Output the records exactly. Include every line.

[Entries from a dataset]
----------
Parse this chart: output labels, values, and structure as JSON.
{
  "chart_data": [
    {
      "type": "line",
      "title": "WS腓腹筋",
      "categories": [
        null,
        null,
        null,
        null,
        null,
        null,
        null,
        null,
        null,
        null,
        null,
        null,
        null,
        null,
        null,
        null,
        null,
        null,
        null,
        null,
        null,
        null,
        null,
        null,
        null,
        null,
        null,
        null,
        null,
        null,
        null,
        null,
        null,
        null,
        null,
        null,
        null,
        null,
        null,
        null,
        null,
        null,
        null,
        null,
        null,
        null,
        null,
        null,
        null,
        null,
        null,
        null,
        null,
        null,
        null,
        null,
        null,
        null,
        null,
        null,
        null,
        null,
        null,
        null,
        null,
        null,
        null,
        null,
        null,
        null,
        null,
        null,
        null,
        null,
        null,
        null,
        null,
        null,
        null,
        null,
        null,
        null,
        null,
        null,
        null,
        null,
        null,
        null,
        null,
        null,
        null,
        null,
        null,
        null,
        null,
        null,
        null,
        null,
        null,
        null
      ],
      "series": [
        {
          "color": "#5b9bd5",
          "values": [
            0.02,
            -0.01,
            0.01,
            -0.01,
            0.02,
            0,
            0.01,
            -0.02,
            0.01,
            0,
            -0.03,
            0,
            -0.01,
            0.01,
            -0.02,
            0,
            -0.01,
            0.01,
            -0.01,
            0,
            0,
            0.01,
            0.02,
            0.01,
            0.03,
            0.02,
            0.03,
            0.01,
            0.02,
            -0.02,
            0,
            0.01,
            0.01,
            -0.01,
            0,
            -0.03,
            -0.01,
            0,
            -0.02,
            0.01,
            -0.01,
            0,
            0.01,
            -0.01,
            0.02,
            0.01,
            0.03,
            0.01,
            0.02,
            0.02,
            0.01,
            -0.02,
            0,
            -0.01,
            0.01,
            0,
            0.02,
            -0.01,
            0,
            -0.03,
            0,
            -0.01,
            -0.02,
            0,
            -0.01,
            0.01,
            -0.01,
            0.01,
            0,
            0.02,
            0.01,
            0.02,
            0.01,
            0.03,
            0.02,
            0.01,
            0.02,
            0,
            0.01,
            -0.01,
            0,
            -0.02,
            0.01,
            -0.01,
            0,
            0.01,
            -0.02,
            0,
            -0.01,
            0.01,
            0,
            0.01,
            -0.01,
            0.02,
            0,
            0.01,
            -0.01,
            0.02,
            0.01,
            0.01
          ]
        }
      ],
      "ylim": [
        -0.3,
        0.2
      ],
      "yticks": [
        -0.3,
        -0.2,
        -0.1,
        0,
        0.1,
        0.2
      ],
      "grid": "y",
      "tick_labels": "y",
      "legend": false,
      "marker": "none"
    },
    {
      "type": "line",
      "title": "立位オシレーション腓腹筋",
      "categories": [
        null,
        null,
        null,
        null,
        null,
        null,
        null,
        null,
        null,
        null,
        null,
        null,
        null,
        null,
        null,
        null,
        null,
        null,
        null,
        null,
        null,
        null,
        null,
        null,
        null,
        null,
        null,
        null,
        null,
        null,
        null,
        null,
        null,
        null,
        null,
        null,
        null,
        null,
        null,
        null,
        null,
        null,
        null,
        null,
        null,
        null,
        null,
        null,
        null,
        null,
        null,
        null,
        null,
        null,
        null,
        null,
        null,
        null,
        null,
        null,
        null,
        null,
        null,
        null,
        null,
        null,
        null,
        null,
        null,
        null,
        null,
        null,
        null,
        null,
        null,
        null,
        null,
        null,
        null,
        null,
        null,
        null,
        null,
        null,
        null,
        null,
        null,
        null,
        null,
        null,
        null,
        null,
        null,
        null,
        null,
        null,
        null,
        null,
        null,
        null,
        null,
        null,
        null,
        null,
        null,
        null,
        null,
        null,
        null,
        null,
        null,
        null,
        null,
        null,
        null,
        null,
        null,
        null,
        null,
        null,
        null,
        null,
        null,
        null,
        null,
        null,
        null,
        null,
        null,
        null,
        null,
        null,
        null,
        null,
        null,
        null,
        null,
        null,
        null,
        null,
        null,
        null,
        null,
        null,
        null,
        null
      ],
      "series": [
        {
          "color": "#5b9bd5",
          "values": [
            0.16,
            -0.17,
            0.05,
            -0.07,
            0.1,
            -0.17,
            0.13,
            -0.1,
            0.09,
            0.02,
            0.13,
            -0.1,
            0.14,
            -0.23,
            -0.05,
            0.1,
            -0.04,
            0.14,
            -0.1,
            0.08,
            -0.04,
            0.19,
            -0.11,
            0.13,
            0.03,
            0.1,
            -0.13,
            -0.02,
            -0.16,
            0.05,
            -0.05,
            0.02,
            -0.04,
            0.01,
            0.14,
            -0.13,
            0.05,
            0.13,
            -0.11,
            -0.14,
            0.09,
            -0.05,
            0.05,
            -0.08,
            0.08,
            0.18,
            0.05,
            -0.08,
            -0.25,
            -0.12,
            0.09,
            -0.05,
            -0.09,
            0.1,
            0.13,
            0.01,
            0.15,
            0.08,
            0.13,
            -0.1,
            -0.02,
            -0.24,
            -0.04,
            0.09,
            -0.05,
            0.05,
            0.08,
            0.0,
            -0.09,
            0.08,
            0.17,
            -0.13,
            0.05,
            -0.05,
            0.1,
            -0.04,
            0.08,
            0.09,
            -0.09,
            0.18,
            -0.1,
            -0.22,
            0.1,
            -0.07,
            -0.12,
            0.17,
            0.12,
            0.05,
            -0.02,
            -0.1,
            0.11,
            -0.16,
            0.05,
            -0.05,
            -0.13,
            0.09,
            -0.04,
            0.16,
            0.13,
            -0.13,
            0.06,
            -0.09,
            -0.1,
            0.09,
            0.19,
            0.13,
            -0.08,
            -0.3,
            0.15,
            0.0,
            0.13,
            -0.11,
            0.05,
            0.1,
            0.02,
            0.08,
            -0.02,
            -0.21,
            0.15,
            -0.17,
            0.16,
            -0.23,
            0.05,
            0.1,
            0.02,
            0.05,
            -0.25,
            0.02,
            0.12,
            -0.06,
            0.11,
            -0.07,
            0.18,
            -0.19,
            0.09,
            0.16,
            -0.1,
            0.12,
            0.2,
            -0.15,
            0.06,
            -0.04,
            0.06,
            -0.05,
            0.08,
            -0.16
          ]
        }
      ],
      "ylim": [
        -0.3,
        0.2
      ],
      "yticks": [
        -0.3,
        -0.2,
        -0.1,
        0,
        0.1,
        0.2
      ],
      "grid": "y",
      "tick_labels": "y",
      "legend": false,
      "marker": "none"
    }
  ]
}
----------
Result:
Parse this chart: output labels, values, and structure as JSON.
{
  "chart_data": [
    {
      "type": "line",
      "title": "WS腓腹筋",
      "categories": [
        null,
        null,
        null,
        null,
        null,
        null,
        null,
        null,
        null,
        null,
        null,
        null,
        null,
        null,
        null,
        null,
        null,
        null,
        null,
        null,
        null,
        null,
        null,
        null,
        null,
        null,
        null,
        null,
        null,
        null,
        null,
        null,
        null,
        null,
        null,
        null,
        null,
        null,
        null,
        null,
        null,
        null,
        null,
        null,
        null,
        null,
        null,
        null,
        null,
        null,
        null,
        null,
        null,
        null,
        null,
        null,
        null,
        null,
        null,
        null,
        null,
        null,
        null,
        null,
        null,
        null,
        null,
        null,
        null,
        null,
        null,
        null,
        null,
        null,
        null,
        null,
        null,
        null,
        null,
        null,
        null,
        null,
        null,
        null,
        null,
        null,
        null,
        null,
        null,
        null,
        null,
        null,
        null,
        null,
        null,
        null,
        null,
        null,
        null,
        null
      ],
      "series": [
        {
          "color": "#5b9bd5",
          "values": [
            0.02,
            -0.01,
            0.01,
            -0.01,
            0.02,
            0,
            0.01,
            -0.02,
            0.01,
            0,
            -0.03,
            0,
            -0.01,
            0.01,
            -0.02,
            0,
            -0.01,
            0.01,
            -0.01,
            0,
            0,
            0.01,
            0.02,
            0.01,
            0.03,
            0.02,
            0.03,
            0.01,
            0.02,
            -0.02,
            0,
            0.01,
            0.01,
            -0.01,
            0,
            -0.03,
            -0.01,
            0,
            -0.02,
            0.01,
            -0.01,
            0,
            0.01,
            -0.01,
            0.02,
            0.01,
            0.03,
            0.01,
            0.02,
            0.02,
            0.01,
            -0.02,
            0,
            -0.01,
            0.01,
            0,
            0.02,
            -0.01,
            0,
            -0.03,
            0,
            -0.01,
            -0.02,
            0,
            -0.01,
            0.01,
            -0.01,
            0.01,
            0,
            0.02,
            0.01,
            0.02,
            0.01,
            0.03,
            0.02,
            0.01,
            0.02,
            0,
            0.01,
            -0.01,
            0,
            -0.02,
            0.01,
            -0.01,
            0,
            0.01,
            -0.02,
            0,
            -0.01,
            0.01,
            0,
            0.01,
            -0.01,
            0.02,
            0,
            0.01,
            -0.01,
            0.02,
            0.01,
            0.01
          ]
        }
      ],
      "ylim": [
        -0.3,
        0.2
      ],
      "yticks": [
        -0.3,
        -0.2,
        -0.1,
        0,
        0.1,
        0.2
      ],
      "grid": "y",
      "tick_labels": "y",
      "legend": false,
      "marker": "none"
    },
    {
      "type": "line",
      "title": "立位オシレーション腓腹筋",
      "categories": [
        null,
        null,
        null,
        null,
        null,
        null,
        null,
        null,
        null,
        null,
        null,
        null,
        null,
        null,
        null,
        null,
        null,
        null,
        null,
        null,
        null,
        null,
        null,
        null,
        null,
        null,
        null,
        null,
        null,
        null,
        null,
        null,
        null,
        null,
        null,
        null,
        null,
        null,
        null,
        null,
        null,
        null,
        null,
        null,
        null,
        null,
        null,
        null,
        null,
        null,
        null,
        null,
        null,
        null,
        null,
        null,
        null,
        null,
        null,
        null,
        null,
        null,
        null,
        null,
        null,
        null,
        null,
        null,
        null,
        null,
        null,
        null,
        null,
        null,
        null,
        null,
        null,
        null,
        null,
        null,
        null,
        null,
        null,
        null,
        null,
        null,
        null,
        null,
        null,
        null,
        null,
        null,
        null,
        null,
        null,
        null,
        null,
        null,
        null,
        null,
        null,
        null,
        null,
        null,
        null,
        null,
        null,
        null,
        null,
        null,
        null,
        null,
        null,
        null,
        null,
        null,
        null,
        null,
        null,
        null,
        null,
        null,
        null,
        null,
        null,
        null,
        null,
        null,
        null,
        null,
        null,
        null,
        null,
        null,
        null,
        null,
        null,
        null,
        null,
        null,
        null,
        null,
        null,
        null,
        null,
        null
      ],
      "series": [
        {
          "color": "#5b9bd5",
          "values": [
            0.16,
            -0.17,
            0.05,
            -0.07,
            0.1,
            -0.17,
            0.13,
            -0.1,
            0.09,
            0.02,
            0.13,
            -0.1,
            0.14,
            -0.23,
            -0.05,
            0.1,
            -0.04,
            0.14,
            -0.1,
            0.08,
            -0.04,
            0.19,
            -0.11,
            0.13,
            0.03,
            0.1,
            -0.13,
            -0.02,
            -0.16,
            0.05,
            -0.05,
            0.02,
            -0.04,
            0.01,
            0.14,
            -0.13,
            0.05,
            0.13,
            -0.11,
            -0.14,
            0.09,
            -0.05,
            0.05,
            -0.08,
            0.08,
            0.18,
            0.05,
            -0.08,
            -0.25,
            -0.12,
            0.09,
            -0.05,
            -0.09,
            0.1,
            0.13,
            0.01,
            0.15,
            0.08,
            0.13,
            -0.1,
            -0.02,
            -0.24,
            -0.04,
            0.09,
            -0.05,
            0.05,
            0.08,
            0.0,
            -0.09,
            0.08,
            0.17,
            -0.13,
            0.05,
            -0.05,
            0.1,
            -0.04,
            0.08,
            0.09,
            -0.09,
            0.18,
            -0.1,
            -0.22,
            0.1,
            -0.07,
            -0.12,
            0.17,
            0.12,
            0.05,
            -0.02,
            -0.1,
            0.11,
            -0.16,
            0.05,
            -0.05,
            -0.13,
            0.09,
            -0.04,
            0.16,
            0.13,
            -0.13,
            0.06,
            -0.09,
            -0.1,
            0.09,
            0.19,
            0.13,
            -0.08,
            -0.3,
            0.15,
            0.0,
            0.13,
            -0.11,
            0.05,
            0.1,
            0.02,
            0.08,
            -0.02,
            -0.21,
            0.15,
            -0.17,
            0.16,
            -0.23,
            0.05,
            0.1,
            0.02,
            0.05,
            -0.25,
            0.02,
            0.12,
            -0.06,
            0.11,
            -0.07,
            0.18,
            -0.19,
            0.09,
            0.16,
            -0.1,
            0.12,
            0.2,
            -0.15,
            0.06,
            -0.04,
            0.06,
            -0.05,
            0.08,
            -0.16
          ]
        }
      ],
      "ylim": [
        -0.3,
        0.2
      ],
      "yticks": [
        -0.3,
        -0.2,
        -0.1,
        0,
        0.1,
        0.2
      ],
      "grid": "y",
      "tick_labels": "y",
      "legend": false,
      "marker": "none"
    }
  ]
}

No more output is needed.